— begin ENTRIES SUPPLIED —
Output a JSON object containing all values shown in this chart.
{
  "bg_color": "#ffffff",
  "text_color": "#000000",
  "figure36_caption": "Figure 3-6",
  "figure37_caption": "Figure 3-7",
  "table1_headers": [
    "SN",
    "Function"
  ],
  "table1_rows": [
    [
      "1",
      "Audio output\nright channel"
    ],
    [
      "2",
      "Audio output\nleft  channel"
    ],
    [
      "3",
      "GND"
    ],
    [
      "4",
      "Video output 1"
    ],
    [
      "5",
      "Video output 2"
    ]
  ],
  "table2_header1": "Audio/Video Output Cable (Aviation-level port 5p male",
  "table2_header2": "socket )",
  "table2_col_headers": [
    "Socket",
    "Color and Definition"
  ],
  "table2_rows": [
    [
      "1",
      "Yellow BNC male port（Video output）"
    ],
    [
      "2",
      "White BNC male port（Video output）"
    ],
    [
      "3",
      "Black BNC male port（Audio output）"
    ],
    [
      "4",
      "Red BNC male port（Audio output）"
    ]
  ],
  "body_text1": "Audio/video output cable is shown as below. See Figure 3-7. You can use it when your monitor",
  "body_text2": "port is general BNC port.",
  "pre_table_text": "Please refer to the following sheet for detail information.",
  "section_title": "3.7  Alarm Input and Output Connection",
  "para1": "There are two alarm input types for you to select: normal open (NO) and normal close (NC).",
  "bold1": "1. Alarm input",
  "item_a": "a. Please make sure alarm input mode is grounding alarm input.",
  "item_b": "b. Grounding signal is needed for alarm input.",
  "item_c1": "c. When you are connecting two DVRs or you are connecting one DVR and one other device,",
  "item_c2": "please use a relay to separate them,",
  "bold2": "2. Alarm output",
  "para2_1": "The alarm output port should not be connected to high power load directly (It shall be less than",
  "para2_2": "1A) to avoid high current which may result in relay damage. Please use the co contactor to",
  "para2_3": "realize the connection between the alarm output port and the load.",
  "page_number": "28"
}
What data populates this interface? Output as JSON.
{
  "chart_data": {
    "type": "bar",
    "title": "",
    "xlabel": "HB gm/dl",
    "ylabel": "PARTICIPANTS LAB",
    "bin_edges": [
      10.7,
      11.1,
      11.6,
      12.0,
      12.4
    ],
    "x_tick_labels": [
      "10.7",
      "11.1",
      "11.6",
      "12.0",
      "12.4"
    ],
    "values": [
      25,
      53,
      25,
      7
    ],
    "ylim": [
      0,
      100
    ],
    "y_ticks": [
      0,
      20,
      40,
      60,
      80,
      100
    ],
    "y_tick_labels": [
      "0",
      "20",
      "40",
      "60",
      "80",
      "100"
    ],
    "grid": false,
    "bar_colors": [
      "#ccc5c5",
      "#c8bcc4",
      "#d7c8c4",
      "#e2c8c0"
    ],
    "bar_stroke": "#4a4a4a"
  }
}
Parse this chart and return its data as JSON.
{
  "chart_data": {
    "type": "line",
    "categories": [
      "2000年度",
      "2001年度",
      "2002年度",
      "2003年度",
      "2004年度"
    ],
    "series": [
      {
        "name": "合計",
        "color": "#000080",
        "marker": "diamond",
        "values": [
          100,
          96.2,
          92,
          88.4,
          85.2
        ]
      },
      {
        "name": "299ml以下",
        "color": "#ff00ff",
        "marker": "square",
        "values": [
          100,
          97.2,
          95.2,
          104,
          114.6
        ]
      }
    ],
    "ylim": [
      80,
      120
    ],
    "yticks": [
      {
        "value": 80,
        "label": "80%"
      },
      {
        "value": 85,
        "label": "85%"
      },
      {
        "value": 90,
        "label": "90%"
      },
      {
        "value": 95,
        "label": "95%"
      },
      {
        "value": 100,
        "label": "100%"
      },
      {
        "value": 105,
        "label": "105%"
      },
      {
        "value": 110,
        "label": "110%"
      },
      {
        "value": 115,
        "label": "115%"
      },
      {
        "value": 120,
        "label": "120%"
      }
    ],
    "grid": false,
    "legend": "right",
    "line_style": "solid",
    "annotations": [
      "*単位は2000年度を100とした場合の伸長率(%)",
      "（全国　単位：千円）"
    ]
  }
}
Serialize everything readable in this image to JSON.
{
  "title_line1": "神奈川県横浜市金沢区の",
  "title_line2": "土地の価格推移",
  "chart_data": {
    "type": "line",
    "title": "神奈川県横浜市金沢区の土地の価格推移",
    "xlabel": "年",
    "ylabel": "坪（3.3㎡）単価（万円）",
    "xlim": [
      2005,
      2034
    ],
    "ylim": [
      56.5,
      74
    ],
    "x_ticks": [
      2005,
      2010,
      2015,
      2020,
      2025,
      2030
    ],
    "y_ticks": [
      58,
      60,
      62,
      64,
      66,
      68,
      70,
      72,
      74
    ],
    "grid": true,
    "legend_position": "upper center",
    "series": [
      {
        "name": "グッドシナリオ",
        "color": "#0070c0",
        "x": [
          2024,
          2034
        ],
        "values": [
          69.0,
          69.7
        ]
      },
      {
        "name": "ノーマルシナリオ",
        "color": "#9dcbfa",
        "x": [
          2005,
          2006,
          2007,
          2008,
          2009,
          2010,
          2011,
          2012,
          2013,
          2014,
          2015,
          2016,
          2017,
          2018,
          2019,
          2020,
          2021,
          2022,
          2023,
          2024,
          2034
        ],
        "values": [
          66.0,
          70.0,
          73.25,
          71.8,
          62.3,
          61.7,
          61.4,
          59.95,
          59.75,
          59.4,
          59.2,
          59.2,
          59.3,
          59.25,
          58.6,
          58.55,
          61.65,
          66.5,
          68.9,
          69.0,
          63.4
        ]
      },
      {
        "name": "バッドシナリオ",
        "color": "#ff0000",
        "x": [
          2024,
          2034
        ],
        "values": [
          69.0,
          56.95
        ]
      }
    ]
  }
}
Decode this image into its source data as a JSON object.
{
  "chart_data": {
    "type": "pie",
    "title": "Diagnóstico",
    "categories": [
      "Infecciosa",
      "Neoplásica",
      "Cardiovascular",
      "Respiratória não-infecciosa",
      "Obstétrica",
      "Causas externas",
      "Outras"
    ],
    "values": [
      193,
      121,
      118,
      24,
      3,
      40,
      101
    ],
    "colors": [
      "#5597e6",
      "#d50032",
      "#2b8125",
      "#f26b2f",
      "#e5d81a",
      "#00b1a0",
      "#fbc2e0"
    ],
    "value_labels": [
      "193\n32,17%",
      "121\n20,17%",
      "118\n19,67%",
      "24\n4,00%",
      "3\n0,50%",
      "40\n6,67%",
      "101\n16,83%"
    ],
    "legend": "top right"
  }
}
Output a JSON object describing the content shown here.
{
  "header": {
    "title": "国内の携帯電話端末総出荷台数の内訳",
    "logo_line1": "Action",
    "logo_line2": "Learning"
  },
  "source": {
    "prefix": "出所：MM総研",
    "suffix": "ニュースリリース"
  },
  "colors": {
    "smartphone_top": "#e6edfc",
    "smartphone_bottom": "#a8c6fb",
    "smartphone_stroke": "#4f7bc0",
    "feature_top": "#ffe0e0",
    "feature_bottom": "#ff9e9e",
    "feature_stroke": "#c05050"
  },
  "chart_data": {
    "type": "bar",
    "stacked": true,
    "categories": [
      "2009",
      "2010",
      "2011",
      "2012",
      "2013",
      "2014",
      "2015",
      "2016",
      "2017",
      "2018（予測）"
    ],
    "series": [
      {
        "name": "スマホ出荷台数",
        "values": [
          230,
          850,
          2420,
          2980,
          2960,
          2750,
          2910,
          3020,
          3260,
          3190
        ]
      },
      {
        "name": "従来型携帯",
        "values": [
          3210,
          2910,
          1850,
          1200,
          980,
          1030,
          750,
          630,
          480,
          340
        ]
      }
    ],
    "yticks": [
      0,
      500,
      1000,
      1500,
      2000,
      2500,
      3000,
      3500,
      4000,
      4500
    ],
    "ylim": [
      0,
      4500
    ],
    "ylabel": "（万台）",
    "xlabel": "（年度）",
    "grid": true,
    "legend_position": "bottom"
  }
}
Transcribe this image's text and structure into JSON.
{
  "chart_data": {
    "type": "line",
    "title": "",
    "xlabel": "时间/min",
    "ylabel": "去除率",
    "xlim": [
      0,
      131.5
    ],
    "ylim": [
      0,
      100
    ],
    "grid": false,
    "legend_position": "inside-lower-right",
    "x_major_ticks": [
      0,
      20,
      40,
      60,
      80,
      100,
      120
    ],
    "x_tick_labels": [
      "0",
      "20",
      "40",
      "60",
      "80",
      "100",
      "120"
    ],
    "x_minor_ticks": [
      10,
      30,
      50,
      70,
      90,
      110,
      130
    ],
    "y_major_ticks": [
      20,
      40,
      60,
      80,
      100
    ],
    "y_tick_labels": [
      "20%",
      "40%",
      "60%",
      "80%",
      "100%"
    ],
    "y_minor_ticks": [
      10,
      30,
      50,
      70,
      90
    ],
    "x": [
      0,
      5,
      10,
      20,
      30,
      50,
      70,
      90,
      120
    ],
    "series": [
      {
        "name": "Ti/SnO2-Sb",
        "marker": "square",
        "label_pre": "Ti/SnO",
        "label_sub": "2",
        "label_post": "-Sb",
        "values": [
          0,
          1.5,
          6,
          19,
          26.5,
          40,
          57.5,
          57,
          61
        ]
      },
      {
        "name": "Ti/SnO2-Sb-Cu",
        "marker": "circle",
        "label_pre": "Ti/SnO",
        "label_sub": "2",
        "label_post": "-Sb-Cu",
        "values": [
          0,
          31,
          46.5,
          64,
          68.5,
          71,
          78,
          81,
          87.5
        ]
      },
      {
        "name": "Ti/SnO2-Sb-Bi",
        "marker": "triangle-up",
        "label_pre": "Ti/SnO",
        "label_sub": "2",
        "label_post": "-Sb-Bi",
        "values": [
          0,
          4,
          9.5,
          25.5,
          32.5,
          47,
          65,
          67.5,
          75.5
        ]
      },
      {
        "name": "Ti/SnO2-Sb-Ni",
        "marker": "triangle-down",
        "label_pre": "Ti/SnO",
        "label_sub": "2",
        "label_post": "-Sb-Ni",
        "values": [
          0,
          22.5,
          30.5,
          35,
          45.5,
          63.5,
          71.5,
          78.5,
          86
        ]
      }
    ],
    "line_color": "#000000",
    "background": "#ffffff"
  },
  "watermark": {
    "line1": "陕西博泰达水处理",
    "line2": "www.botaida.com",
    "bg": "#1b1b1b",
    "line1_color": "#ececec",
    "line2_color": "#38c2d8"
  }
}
— end ENTRIES SUPPLIED —
Report the number of lines in the listing that include the string "object"; give nothing but the number.

• _EXERCISE SOLUTION_
3